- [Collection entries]
• • • • •
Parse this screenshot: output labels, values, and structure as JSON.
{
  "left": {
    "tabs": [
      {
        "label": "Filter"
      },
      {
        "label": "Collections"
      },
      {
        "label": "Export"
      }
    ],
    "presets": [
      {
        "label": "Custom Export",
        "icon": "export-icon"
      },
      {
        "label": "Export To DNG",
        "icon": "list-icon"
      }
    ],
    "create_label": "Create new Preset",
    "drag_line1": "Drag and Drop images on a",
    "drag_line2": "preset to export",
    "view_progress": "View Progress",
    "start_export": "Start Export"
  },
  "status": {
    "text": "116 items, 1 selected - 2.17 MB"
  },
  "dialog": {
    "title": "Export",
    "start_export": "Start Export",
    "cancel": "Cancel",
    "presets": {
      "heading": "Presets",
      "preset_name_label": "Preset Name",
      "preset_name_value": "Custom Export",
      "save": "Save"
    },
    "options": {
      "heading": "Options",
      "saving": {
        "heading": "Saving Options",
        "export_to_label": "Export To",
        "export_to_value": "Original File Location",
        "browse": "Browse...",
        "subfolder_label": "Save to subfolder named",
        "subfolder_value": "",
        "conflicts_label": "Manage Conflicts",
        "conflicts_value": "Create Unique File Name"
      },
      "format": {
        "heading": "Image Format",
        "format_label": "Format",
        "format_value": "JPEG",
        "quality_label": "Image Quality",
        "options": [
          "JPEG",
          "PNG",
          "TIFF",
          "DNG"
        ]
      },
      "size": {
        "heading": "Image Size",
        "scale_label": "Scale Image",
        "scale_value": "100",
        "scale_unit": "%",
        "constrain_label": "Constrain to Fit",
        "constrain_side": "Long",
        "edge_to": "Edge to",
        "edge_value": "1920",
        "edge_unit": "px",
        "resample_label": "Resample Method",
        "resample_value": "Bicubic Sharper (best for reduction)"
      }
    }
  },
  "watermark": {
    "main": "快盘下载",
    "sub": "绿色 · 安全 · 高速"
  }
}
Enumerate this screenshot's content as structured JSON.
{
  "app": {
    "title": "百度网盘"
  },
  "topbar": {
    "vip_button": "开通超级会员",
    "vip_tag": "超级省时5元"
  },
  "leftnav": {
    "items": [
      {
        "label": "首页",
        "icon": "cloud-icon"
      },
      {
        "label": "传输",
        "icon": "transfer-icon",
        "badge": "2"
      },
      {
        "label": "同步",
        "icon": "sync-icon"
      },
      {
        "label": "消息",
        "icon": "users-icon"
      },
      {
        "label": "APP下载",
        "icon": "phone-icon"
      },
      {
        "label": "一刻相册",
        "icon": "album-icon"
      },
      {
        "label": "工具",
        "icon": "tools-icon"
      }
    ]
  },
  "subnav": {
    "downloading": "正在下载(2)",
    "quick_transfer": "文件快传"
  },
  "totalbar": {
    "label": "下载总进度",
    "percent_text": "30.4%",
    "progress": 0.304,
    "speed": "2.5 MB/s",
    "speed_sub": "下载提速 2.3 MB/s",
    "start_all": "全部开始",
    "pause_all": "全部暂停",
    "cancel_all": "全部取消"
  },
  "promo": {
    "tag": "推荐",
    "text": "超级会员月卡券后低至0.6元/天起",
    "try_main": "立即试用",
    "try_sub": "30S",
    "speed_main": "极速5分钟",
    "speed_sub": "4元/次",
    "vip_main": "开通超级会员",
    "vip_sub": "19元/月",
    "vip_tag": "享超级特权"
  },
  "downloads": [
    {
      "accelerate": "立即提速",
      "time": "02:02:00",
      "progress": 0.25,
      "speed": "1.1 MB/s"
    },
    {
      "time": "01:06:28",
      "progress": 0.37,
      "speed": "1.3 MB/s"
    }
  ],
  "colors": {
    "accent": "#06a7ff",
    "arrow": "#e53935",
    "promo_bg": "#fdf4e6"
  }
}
• • • • •
- [Prompt] Print every record exactly as it was given.

- [Reply to the exercise]
Parse this screenshot: output labels, values, and structure as JSON.
{
  "left": {
    "tabs": [
      {
        "label": "Filter"
      },
      {
        "label": "Collections"
      },
      {
        "label": "Export"
      }
    ],
    "presets": [
      {
        "label": "Custom Export",
        "icon": "export-icon"
      },
      {
        "label": "Export To DNG",
        "icon": "list-icon"
      }
    ],
    "create_label": "Create new Preset",
    "drag_line1": "Drag and Drop images on a",
    "drag_line2": "preset to export",
    "view_progress": "View Progress",
    "start_export": "Start Export"
  },
  "status": {
    "text": "116 items, 1 selected - 2.17 MB"
  },
  "dialog": {
    "title": "Export",
    "start_export": "Start Export",
    "cancel": "Cancel",
    "presets": {
      "heading": "Presets",
      "preset_name_label": "Preset Name",
      "preset_name_value": "Custom Export",
      "save": "Save"
    },
    "options": {
      "heading": "Options",
      "saving": {
        "heading": "Saving Options",
        "export_to_label": "Export To",
        "export_to_value": "Original File Location",
        "browse": "Browse...",
        "subfolder_label": "Save to subfolder named",
        "subfolder_value": "",
        "conflicts_label": "Manage Conflicts",
        "conflicts_value": "Create Unique File Name"
      },
      "format": {
        "heading": "Image Format",
        "format_label": "Format",
        "format_value": "JPEG",
        "quality_label": "Image Quality",
        "options": [
          "JPEG",
          "PNG",
          "TIFF",
          "DNG"
        ]
      },
      "size": {
        "heading": "Image Size",
        "scale_label": "Scale Image",
        "scale_value": "100",
        "scale_unit": "%",
        "constrain_label": "Constrain to Fit",
        "constrain_side": "Long",
        "edge_to": "Edge to",
        "edge_value": "1920",
        "edge_unit": "px",
        "resample_label": "Resample Method",
        "resample_value": "Bicubic Sharper (best for reduction)"
      }
    }
  },
  "watermark": {
    "main": "快盘下载",
    "sub": "绿色 · 安全 · 高速"
  }
}
Enumerate this screenshot's content as structured JSON.
{
  "app": {
    "title": "百度网盘"
  },
  "topbar": {
    "vip_button": "开通超级会员",
    "vip_tag": "超级省时5元"
  },
  "leftnav": {
    "items": [
      {
        "label": "首页",
        "icon": "cloud-icon"
      },
      {
        "label": "传输",
        "icon": "transfer-icon",
        "badge": "2"
      },
      {
        "label": "同步",
        "icon": "sync-icon"
      },
      {
        "label": "消息",
        "icon": "users-icon"
      },
      {
        "label": "APP下载",
        "icon": "phone-icon"
      },
      {
        "label": "一刻相册",
        "icon": "album-icon"
      },
      {
        "label": "工具",
        "icon": "tools-icon"
      }
    ]
  },
  "subnav": {
    "downloading": "正在下载(2)",
    "quick_transfer": "文件快传"
  },
  "totalbar": {
    "label": "下载总进度",
    "percent_text": "30.4%",
    "progress": 0.304,
    "speed": "2.5 MB/s",
    "speed_sub": "下载提速 2.3 MB/s",
    "start_all": "全部开始",
    "pause_all": "全部暂停",
    "cancel_all": "全部取消"
  },
  "promo": {
    "tag": "推荐",
    "text": "超级会员月卡券后低至0.6元/天起",
    "try_main": "立即试用",
    "try_sub": "30S",
    "speed_main": "极速5分钟",
    "speed_sub": "4元/次",
    "vip_main": "开通超级会员",
    "vip_sub": "19元/月",
    "vip_tag": "享超级特权"
  },
  "downloads": [
    {
      "accelerate": "立即提速",
      "time": "02:02:00",
      "progress": 0.25,
      "speed": "1.1 MB/s"
    },
    {
      "time": "01:06:28",
      "progress": 0.37,
      "speed": "1.3 MB/s"
    }
  ],
  "colors": {
    "accent": "#06a7ff",
    "arrow": "#e53935",
    "promo_bg": "#fdf4e6"
  }
}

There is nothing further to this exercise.